* Begin *

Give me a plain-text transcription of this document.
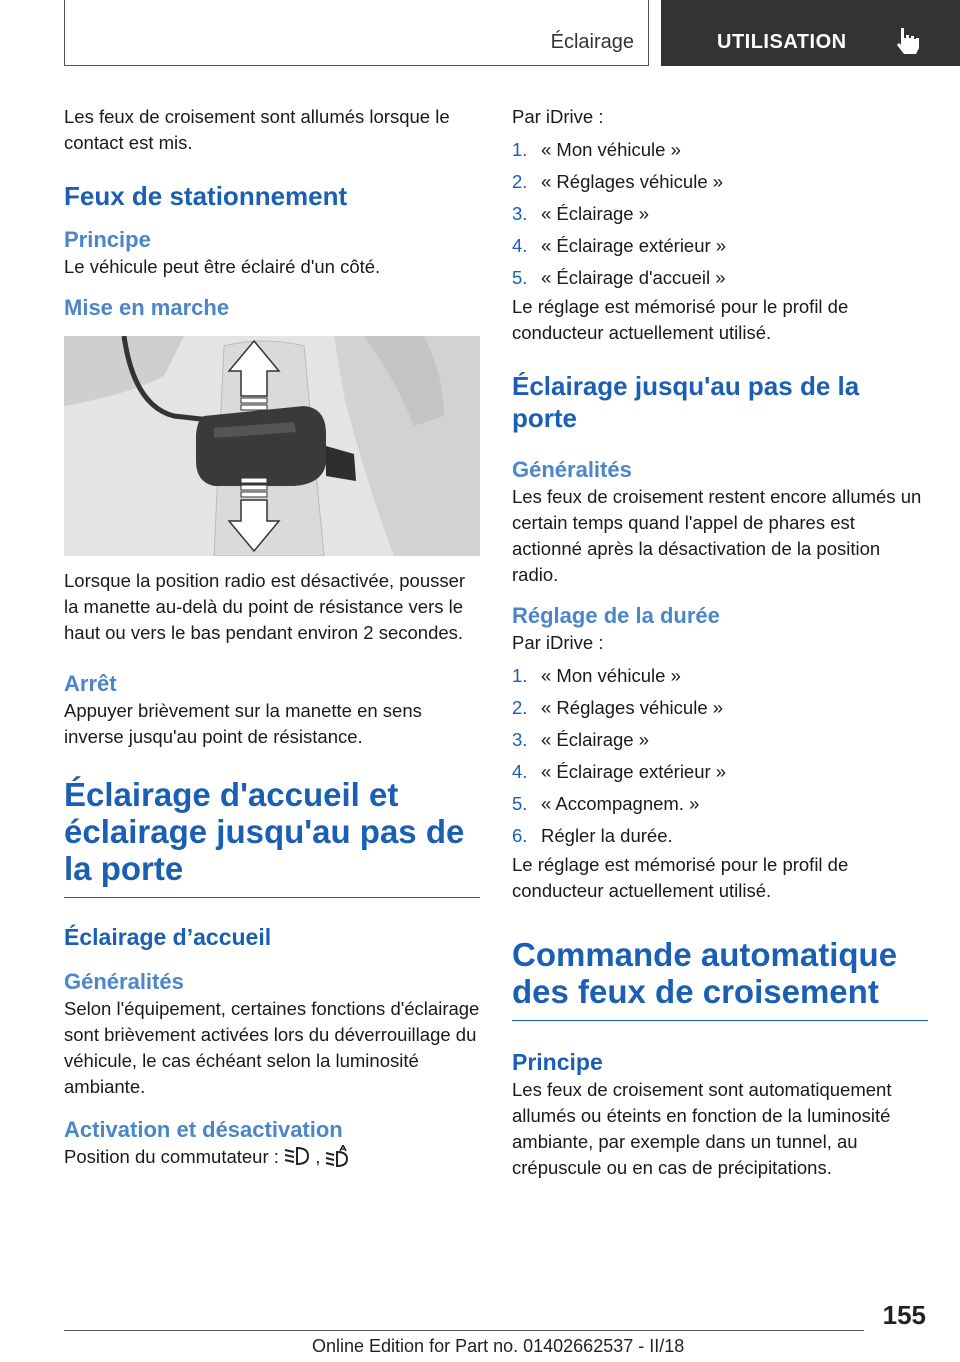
Éclairage	UTILISATION

Les feux de croisement sont allumés lorsque le contact est mis.

Feux de stationnement
Principe

Le véhicule peut être éclairé d'un côté.

Mise en marche

Lorsque la position radio est désactivée, pousser la manette au-delà du point de résistance vers le haut ou vers le bas pendant environ 2 secondes.

Arrêt

Appuyer brièvement sur la manette en sens inverse jusqu'au point de résistance.

Éclairage d'accueil et éclairage jusqu'au pas de la porte
Éclairage d’accueil
Généralités

Selon l'équipement, certaines fonctions d'éclairage sont brièvement activées lors du déverrouillage du véhicule, le cas échéant selon la luminosité ambiante.

Activation et désactivation

Position du commutateur : ,

Par iDrive :

1. « Mon véhicule »
2. « Réglages véhicule »
3. « Éclairage »
4. « Éclairage extérieur »
5. « Éclairage d'accueil »

Le réglage est mémorisé pour le profil de conducteur actuellement utilisé.

Éclairage jusqu'au pas de la porte
Généralités

Les feux de croisement restent encore allumés un certain temps quand l'appel de phares est actionné après la désactivation de la position radio.

Réglage de la durée

Par iDrive :

1. « Mon véhicule »
2. « Réglages véhicule »
3. « Éclairage »
4. « Éclairage extérieur »
5. « Accompagnem. »
6. Régler la durée.

Le réglage est mémorisé pour le profil de conducteur actuellement utilisé.

Commande automatique des feux de croisement
Principe

Les feux de croisement sont automatiquement allumés ou éteints en fonction de la luminosité ambiante, par exemple dans un tunnel, au crépuscule ou en cas de précipitations.

155
Online Edition for Part no. 01402662537 - II/18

* End *

### [GIVEN INSTRUCTION]
Which lines hold the word "luminosité"? Show each one.

### [EXPECTED ANSWER]
Selon l'équipement, certaines fonctions d'éclairage sont brièvement activées lors du déverrouillage du véhicule, le cas échéant selon la luminosité ambiante.
Les feux de croisement sont automatiquement allumés ou éteints en fonction de la luminosité ambiante, par exemple dans un tunnel, au crépuscule ou en cas de précipitations.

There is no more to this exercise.